• **GOAL OF THE EXERCISE**: Pick out the lines below with "объекта" and list them.

***

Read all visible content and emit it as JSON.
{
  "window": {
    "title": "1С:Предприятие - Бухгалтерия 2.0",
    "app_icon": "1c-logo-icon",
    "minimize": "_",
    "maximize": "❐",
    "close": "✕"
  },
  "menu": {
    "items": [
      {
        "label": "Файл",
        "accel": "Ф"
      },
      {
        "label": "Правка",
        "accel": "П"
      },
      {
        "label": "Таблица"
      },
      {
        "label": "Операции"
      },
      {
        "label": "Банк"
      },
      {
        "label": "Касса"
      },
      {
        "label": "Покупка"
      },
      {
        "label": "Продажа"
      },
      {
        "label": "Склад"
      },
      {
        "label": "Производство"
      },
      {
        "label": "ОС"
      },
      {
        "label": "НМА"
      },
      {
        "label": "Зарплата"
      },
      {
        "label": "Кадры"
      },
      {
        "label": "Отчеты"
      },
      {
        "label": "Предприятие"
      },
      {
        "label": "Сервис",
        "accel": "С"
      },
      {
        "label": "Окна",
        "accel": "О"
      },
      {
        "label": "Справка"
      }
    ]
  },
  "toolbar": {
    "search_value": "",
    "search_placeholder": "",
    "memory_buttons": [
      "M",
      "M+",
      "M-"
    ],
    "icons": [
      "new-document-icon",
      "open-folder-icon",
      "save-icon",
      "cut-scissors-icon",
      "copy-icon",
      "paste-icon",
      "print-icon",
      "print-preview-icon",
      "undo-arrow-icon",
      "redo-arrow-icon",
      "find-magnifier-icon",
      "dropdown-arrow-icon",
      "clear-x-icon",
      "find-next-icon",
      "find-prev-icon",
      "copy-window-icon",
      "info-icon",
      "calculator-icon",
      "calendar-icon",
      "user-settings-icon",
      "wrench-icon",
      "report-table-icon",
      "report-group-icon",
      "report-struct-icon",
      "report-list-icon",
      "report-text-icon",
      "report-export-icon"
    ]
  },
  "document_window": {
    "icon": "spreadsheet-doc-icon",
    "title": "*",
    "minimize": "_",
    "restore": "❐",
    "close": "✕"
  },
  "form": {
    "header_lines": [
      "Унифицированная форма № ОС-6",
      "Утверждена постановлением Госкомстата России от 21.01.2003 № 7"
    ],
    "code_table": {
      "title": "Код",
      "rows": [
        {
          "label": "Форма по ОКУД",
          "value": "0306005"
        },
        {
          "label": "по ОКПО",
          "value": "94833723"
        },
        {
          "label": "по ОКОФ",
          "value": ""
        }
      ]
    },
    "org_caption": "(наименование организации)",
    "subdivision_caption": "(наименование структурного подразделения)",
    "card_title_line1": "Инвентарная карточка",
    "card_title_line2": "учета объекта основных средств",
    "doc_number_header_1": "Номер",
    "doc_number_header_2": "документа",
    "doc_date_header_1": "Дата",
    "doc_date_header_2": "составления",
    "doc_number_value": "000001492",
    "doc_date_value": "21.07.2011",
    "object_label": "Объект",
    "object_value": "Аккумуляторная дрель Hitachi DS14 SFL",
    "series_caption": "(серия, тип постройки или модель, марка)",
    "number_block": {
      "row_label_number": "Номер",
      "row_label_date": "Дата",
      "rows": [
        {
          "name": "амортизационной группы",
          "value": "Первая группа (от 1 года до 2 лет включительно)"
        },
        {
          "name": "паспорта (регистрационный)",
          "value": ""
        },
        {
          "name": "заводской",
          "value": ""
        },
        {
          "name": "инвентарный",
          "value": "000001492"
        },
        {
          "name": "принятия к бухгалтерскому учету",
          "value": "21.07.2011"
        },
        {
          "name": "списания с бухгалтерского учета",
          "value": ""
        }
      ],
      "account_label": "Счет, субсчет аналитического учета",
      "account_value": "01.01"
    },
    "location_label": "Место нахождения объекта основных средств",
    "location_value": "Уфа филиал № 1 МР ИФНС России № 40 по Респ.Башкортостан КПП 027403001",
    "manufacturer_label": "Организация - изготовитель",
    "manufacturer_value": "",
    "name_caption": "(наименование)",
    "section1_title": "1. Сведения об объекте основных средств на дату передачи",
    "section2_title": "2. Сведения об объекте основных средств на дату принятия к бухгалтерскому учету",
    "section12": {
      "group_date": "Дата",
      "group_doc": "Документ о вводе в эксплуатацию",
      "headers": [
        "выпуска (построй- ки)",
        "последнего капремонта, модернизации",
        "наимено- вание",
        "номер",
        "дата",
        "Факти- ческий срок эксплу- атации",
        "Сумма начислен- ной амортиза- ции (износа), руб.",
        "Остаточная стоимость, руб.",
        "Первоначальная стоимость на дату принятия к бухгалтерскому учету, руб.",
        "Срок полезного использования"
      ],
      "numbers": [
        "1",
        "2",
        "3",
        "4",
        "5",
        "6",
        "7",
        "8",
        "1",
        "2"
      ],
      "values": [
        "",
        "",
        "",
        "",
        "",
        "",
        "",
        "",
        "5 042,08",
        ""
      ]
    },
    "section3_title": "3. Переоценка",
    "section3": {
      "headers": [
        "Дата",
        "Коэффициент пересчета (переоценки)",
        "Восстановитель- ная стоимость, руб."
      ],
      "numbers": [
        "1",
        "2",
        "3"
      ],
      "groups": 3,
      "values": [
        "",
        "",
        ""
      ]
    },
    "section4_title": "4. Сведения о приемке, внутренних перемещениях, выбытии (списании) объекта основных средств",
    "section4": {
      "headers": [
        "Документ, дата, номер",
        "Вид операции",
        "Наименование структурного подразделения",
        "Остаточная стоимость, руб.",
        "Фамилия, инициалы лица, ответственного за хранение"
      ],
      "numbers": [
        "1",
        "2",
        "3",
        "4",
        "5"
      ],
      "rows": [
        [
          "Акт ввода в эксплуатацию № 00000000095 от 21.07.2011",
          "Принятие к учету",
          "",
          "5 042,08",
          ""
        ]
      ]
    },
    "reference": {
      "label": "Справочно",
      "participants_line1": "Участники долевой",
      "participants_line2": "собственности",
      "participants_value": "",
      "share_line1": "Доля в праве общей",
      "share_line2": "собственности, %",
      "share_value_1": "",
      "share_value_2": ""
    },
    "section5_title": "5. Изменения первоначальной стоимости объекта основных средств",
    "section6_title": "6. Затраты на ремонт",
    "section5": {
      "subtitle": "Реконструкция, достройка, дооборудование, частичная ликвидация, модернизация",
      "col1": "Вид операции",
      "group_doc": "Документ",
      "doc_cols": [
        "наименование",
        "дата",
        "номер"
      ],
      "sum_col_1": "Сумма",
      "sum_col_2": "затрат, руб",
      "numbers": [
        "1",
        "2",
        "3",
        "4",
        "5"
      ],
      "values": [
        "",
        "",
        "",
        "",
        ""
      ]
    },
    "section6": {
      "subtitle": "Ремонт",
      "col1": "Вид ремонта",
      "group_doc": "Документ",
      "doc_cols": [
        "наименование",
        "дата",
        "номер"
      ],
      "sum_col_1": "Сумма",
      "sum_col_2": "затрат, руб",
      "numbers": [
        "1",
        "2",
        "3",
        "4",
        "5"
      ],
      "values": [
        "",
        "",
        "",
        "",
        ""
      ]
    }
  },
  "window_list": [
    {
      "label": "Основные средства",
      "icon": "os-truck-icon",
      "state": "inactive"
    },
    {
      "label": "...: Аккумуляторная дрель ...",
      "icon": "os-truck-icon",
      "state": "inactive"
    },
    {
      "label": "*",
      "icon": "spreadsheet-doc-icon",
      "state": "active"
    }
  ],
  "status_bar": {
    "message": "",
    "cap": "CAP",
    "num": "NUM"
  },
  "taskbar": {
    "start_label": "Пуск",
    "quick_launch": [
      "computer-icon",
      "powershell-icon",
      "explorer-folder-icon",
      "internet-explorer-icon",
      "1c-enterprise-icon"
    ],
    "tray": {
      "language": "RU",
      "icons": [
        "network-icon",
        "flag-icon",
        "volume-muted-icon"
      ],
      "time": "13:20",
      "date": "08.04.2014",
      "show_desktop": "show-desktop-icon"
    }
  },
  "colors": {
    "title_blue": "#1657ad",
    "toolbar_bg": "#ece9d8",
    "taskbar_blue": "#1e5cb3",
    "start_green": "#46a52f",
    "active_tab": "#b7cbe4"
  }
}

***

• **ANSWER IN FULL**:
    "card_title_line2": "учета объекта основных средств",
    "location_label": "Место нахождения объекта основных средств",
    "section4_title": "4. Сведения о приемке, внутренних перемещениях, выбытии (списании) объекта основных средств",
    "section5_title": "5. Изменения первоначальной стоимости объекта основных средств",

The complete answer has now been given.